SHORT TASK:
The entries below are to be transcribed in full, without their images.

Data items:
:::::

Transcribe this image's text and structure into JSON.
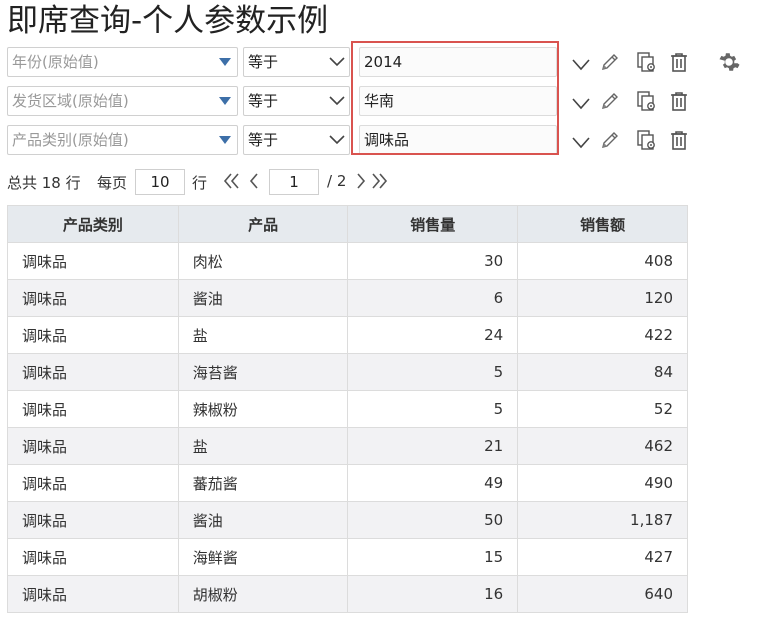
{
  "page": {
    "title": "即席查询-个人参数示例"
  },
  "filters": [
    {
      "field_placeholder": "年份(原始值)",
      "operator": "等于",
      "value": "2014"
    },
    {
      "field_placeholder": "发货区域(原始值)",
      "operator": "等于",
      "value": "华南"
    },
    {
      "field_placeholder": "产品类别(原始值)",
      "operator": "等于",
      "value": "调味品"
    }
  ],
  "icons": {
    "edit": "pencil-icon",
    "copy": "copy-settings-icon",
    "delete": "trash-icon",
    "settings": "gear-icon"
  },
  "highlight_color": "#d9534f",
  "pager": {
    "total_label": "总共 18 行",
    "per_page_label": "每页",
    "per_page": "10",
    "row_unit": "行",
    "current_page": "1",
    "total_pages": "/ 2"
  },
  "table": {
    "headers": [
      "产品类别",
      "产品",
      "销售量",
      "销售额"
    ],
    "rows": [
      [
        "调味品",
        "肉松",
        "30",
        "408"
      ],
      [
        "调味品",
        "酱油",
        "6",
        "120"
      ],
      [
        "调味品",
        "盐",
        "24",
        "422"
      ],
      [
        "调味品",
        "海苔酱",
        "5",
        "84"
      ],
      [
        "调味品",
        "辣椒粉",
        "5",
        "52"
      ],
      [
        "调味品",
        "盐",
        "21",
        "462"
      ],
      [
        "调味品",
        "蕃茄酱",
        "49",
        "490"
      ],
      [
        "调味品",
        "酱油",
        "50",
        "1,187"
      ],
      [
        "调味品",
        "海鲜酱",
        "15",
        "427"
      ],
      [
        "调味品",
        "胡椒粉",
        "16",
        "640"
      ]
    ]
  }
}
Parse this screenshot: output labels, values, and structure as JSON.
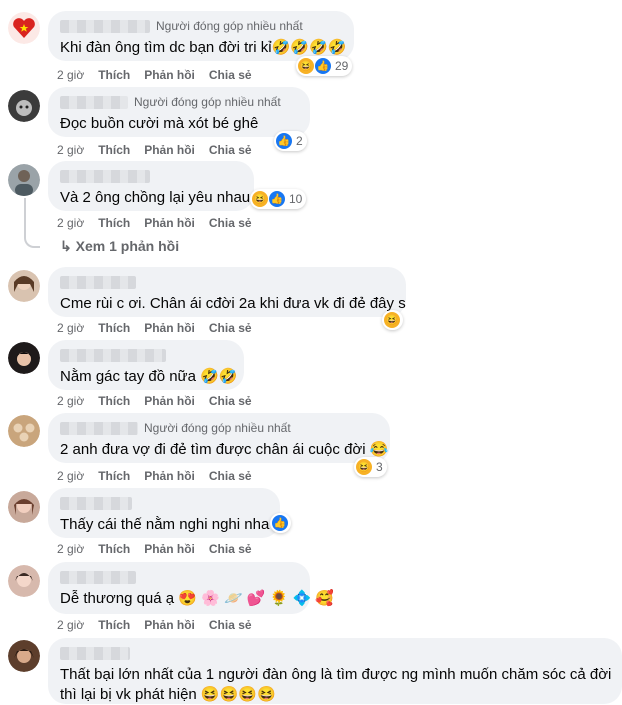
{
  "badge_text": "Người đóng góp nhiều nhất",
  "actions": {
    "time": "2 giờ",
    "like": "Thích",
    "reply": "Phản hồi",
    "share": "Chia sẻ"
  },
  "see_replies": "Xem 1 phản hồi",
  "comments": [
    {
      "text": "Khi đàn ông tìm dc bạn đời tri kỉ🤣🤣🤣🤣",
      "reaction_count": "29",
      "reactions": [
        "haha",
        "like"
      ],
      "top_fan": true
    },
    {
      "text": "Đọc buồn cười mà xót bé ghê",
      "reaction_count": "2",
      "reactions": [
        "like"
      ],
      "top_fan": true
    },
    {
      "text": "Và 2 ông chồng lại yêu nhau",
      "reaction_count": "10",
      "reactions": [
        "haha",
        "like"
      ],
      "top_fan": false
    },
    {
      "text": "Cme rùi c ơi. Chân ái cđời 2a khi đưa vk đi đẻ đây s",
      "reaction_count": "",
      "reactions": [
        "haha"
      ],
      "top_fan": false
    },
    {
      "text": "Nằm gác tay đồ nữa 🤣🤣",
      "reaction_count": "",
      "reactions": [],
      "top_fan": false
    },
    {
      "text": "2 anh đưa vợ đi đẻ tìm được chân ái cuộc đời 😂",
      "reaction_count": "3",
      "reactions": [
        "haha"
      ],
      "top_fan": true
    },
    {
      "text": "Thấy cái thế nằm nghi nghi nha",
      "reaction_count": "",
      "reactions": [
        "like"
      ],
      "top_fan": false
    },
    {
      "text": "Dễ thương quá ạ 😍 🌸 🪐 💕 🌻 💠 🥰",
      "reaction_count": "",
      "reactions": [],
      "top_fan": false
    },
    {
      "text_line1": "Thất bại lớn nhất của 1 người đàn ông là tìm được ng mình muốn chăm sóc cả đời",
      "text_line2": "thì lại bị vk phát hiện 😆😆😆😆",
      "reactions": [],
      "top_fan": false
    }
  ],
  "colors": {
    "bubble": "#f0f2f5",
    "like": "#1877f2",
    "haha": "#f7b125",
    "meta": "#65676b"
  },
  "icons": [
    "like-icon",
    "haha-icon",
    "reply-arrow-icon"
  ]
}
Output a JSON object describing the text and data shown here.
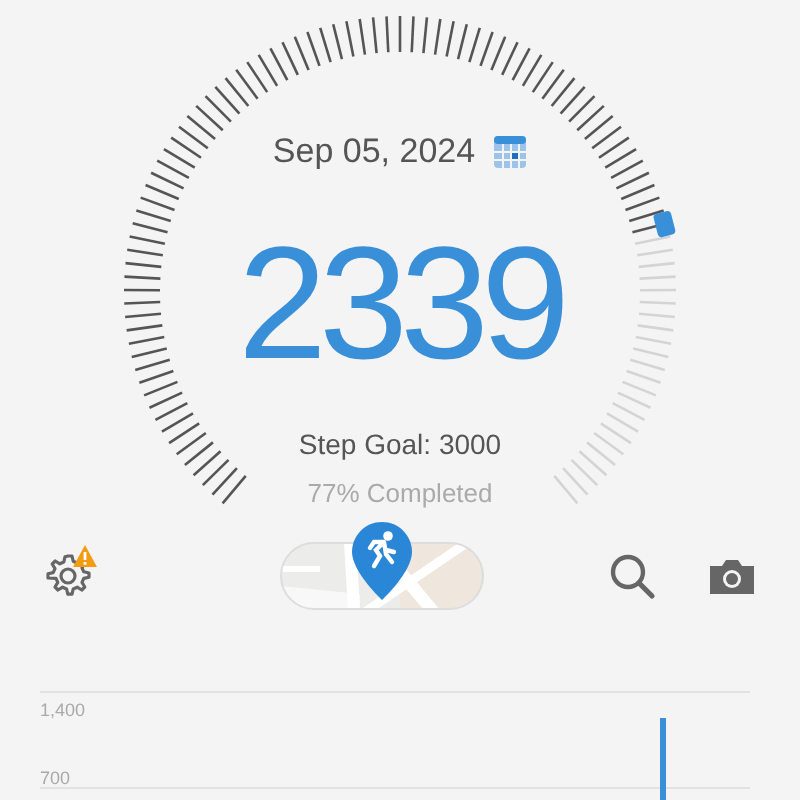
{
  "date": "Sep 05, 2024",
  "steps": "2339",
  "goal": "Step Goal: 3000",
  "completion": "77% Completed",
  "toolbar": {
    "settings_warning": true
  },
  "chart": {
    "axis_labels": [
      "1,400",
      "700"
    ]
  }
}
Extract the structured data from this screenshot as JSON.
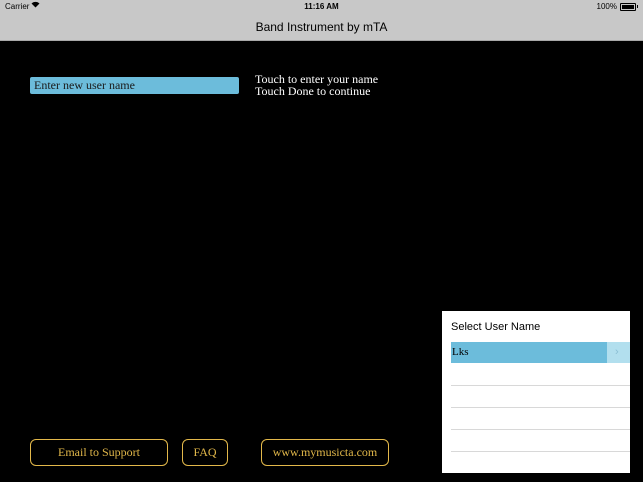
{
  "status_bar": {
    "carrier": "Carrier",
    "time": "11:16 AM",
    "battery": "100%"
  },
  "nav": {
    "title": "Band Instrument by mTA"
  },
  "form": {
    "name_placeholder": "Enter new user name"
  },
  "instructions": {
    "line1": "Touch to enter your name",
    "line2": "Touch Done to continue"
  },
  "buttons": {
    "email": "Email to Support",
    "faq": "FAQ",
    "website": "www.mymusicta.com"
  },
  "user_panel": {
    "header": "Select User Name",
    "users": [
      "Lks"
    ]
  },
  "colors": {
    "accent_blue": "#6cbcdb",
    "gold": "#e2b84a",
    "bar_gray": "#c8c8c8"
  }
}
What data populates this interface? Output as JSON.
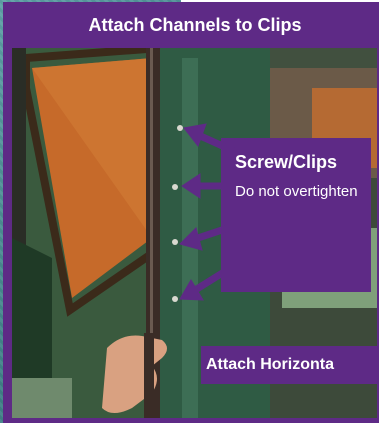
{
  "header": {
    "title": "Attach Channels to Clips"
  },
  "callout": {
    "title": "Screw/Clips",
    "body": "Do not overtighten"
  },
  "next_section": {
    "title": "Attach Horizonta"
  },
  "colors": {
    "accent_purple": "#5e2a86",
    "backdrop_teal": "#4f8d93",
    "text": "#ffffff"
  },
  "icons": [
    "arrow-icon"
  ]
}
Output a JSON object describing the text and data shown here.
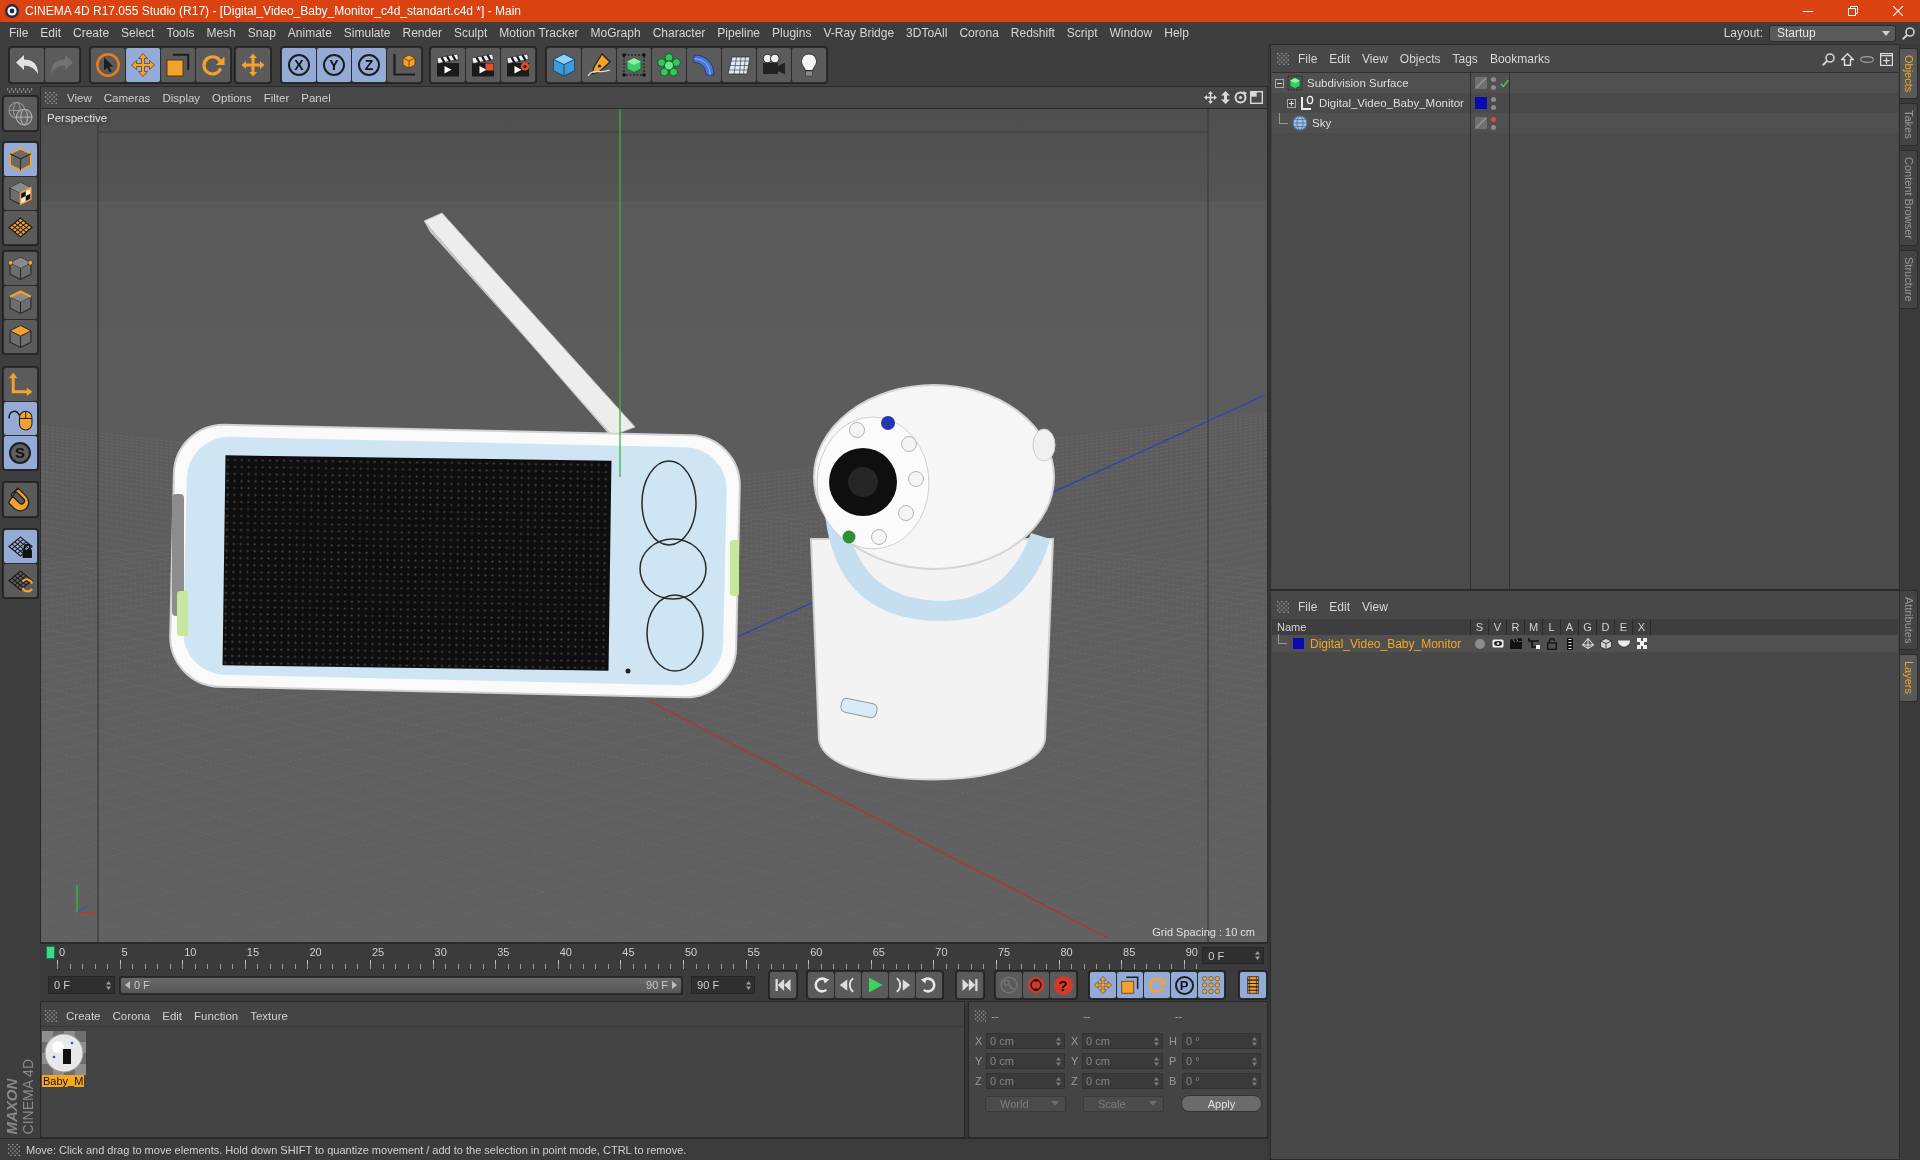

:::::

SOLUTION FOR THIS EXERCISE:
Transcribe this image's text and structure into JSON.
{
  "page": {
    "title": "即席查询-个人参数示例"
  },
  "filters": [
    {
      "field_placeholder": "年份(原始值)",
      "operator": "等于",
      "value": "2014"
    },
    {
      "field_placeholder": "发货区域(原始值)",
      "operator": "等于",
      "value": "华南"
    },
    {
      "field_placeholder": "产品类别(原始值)",
      "operator": "等于",
      "value": "调味品"
    }
  ],
  "icons": {
    "edit": "pencil-icon",
    "copy": "copy-settings-icon",
    "delete": "trash-icon",
    "settings": "gear-icon"
  },
  "highlight_color": "#d9534f",
  "pager": {
    "total_label": "总共 18 行",
    "per_page_label": "每页",
    "per_page": "10",
    "row_unit": "行",
    "current_page": "1",
    "total_pages": "/ 2"
  },
  "table": {
    "headers": [
      "产品类别",
      "产品",
      "销售量",
      "销售额"
    ],
    "rows": [
      [
        "调味品",
        "肉松",
        "30",
        "408"
      ],
      [
        "调味品",
        "酱油",
        "6",
        "120"
      ],
      [
        "调味品",
        "盐",
        "24",
        "422"
      ],
      [
        "调味品",
        "海苔酱",
        "5",
        "84"
      ],
      [
        "调味品",
        "辣椒粉",
        "5",
        "52"
      ],
      [
        "调味品",
        "盐",
        "21",
        "462"
      ],
      [
        "调味品",
        "蕃茄酱",
        "49",
        "490"
      ],
      [
        "调味品",
        "酱油",
        "50",
        "1,187"
      ],
      [
        "调味品",
        "海鲜酱",
        "15",
        "427"
      ],
      [
        "调味品",
        "胡椒粉",
        "16",
        "640"
      ]
    ]
  }
}
Parse this screenshot: output labels, values, and structure as JSON.
{
  "badge_text": "Người đóng góp nhiều nhất",
  "actions": {
    "time": "2 giờ",
    "like": "Thích",
    "reply": "Phản hồi",
    "share": "Chia sẻ"
  },
  "see_replies": "Xem 1 phản hồi",
  "comments": [
    {
      "text": "Khi đàn ông tìm dc bạn đời tri kỉ🤣🤣🤣🤣",
      "reaction_count": "29",
      "reactions": [
        "haha",
        "like"
      ],
      "top_fan": true
    },
    {
      "text": "Đọc buồn cười mà xót bé ghê",
      "reaction_count": "2",
      "reactions": [
        "like"
      ],
      "top_fan": true
    },
    {
      "text": "Và 2 ông chồng lại yêu nhau",
      "reaction_count": "10",
      "reactions": [
        "haha",
        "like"
      ],
      "top_fan": false
    },
    {
      "text": "Cme rùi c ơi. Chân ái cđời 2a khi đưa vk đi đẻ đây s",
      "reaction_count": "",
      "reactions": [
        "haha"
      ],
      "top_fan": false
    },
    {
      "text": "Nằm gác tay đồ nữa 🤣🤣",
      "reaction_count": "",
      "reactions": [],
      "top_fan": false
    },
    {
      "text": "2 anh đưa vợ đi đẻ tìm được chân ái cuộc đời 😂",
      "reaction_count": "3",
      "reactions": [
        "haha"
      ],
      "top_fan": true
    },
    {
      "text": "Thấy cái thế nằm nghi nghi nha",
      "reaction_count": "",
      "reactions": [
        "like"
      ],
      "top_fan": false
    },
    {
      "text": "Dễ thương quá ạ 😍 🌸 🪐 💕 🌻 💠 🥰",
      "reaction_count": "",
      "reactions": [],
      "top_fan": false
    },
    {
      "text_line1": "Thất bại lớn nhất của 1 người đàn ông là tìm được ng mình muốn chăm sóc cả đời",
      "text_line2": "thì lại bị vk phát hiện 😆😆😆😆",
      "reactions": [],
      "top_fan": false
    }
  ],
  "colors": {
    "bubble": "#f0f2f5",
    "like": "#1877f2",
    "haha": "#f7b125",
    "meta": "#65676b"
  },
  "icons": [
    "like-icon",
    "haha-icon",
    "reply-arrow-icon"
  ]
}
Output a JSON object describing the text and data shown here.
{
  "date": "Sep 05, 2024",
  "steps": "2339",
  "goal": "Step Goal: 3000",
  "completion": "77% Completed",
  "toolbar": {
    "settings_warning": true
  },
  "chart": {
    "axis_labels": [
      "1,400",
      "700"
    ]
  }
}
Extract the structured data from this screenshot as JSON.
{
  "status_bar": {
    "carrier": "Carrier",
    "time": "11:16 AM",
    "battery": "100%"
  },
  "nav": {
    "title": "Band Instrument by mTA"
  },
  "form": {
    "name_placeholder": "Enter new user name"
  },
  "instructions": {
    "line1": "Touch to enter your name",
    "line2": "Touch Done to continue"
  },
  "buttons": {
    "email": "Email to Support",
    "faq": "FAQ",
    "website": "www.mymusicta.com"
  },
  "user_panel": {
    "header": "Select User Name",
    "users": [
      "Lks"
    ]
  },
  "colors": {
    "accent_blue": "#6cbcdb",
    "gold": "#e2b84a",
    "bar_gray": "#c8c8c8"
  }
}
What data populates this interface? Output as JSON.
{
  "header": {
    "title": "Attach Channels to Clips"
  },
  "callout": {
    "title": "Screw/Clips",
    "body": "Do not overtighten"
  },
  "next_section": {
    "title": "Attach Horizonta"
  },
  "colors": {
    "accent_purple": "#5e2a86",
    "backdrop_teal": "#4f8d93",
    "text": "#ffffff"
  },
  "icons": [
    "arrow-icon"
  ]
}
Output a JSON object describing the text and data shown here.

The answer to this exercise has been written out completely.